Reproduce all lines of the listing below in which the word "SAHIL" occurs.

============

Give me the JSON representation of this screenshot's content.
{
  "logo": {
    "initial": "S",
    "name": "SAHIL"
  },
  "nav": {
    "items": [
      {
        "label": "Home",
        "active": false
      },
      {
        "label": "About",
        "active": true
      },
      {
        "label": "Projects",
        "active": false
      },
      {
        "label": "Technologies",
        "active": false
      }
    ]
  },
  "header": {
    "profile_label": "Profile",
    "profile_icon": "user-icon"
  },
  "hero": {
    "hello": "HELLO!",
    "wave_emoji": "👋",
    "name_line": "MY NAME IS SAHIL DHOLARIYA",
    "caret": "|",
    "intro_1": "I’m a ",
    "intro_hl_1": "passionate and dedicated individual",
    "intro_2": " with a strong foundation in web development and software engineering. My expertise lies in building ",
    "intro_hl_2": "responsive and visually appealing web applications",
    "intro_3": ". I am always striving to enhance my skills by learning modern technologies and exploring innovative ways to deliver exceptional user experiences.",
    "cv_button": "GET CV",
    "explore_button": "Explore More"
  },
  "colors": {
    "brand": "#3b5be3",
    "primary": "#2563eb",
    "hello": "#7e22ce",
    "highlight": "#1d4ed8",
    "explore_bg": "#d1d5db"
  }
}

============

[WRITTEN RESPONSE]:
    "name": "SAHIL"
    "name_line": "MY NAME IS SAHIL DHOLARIYA",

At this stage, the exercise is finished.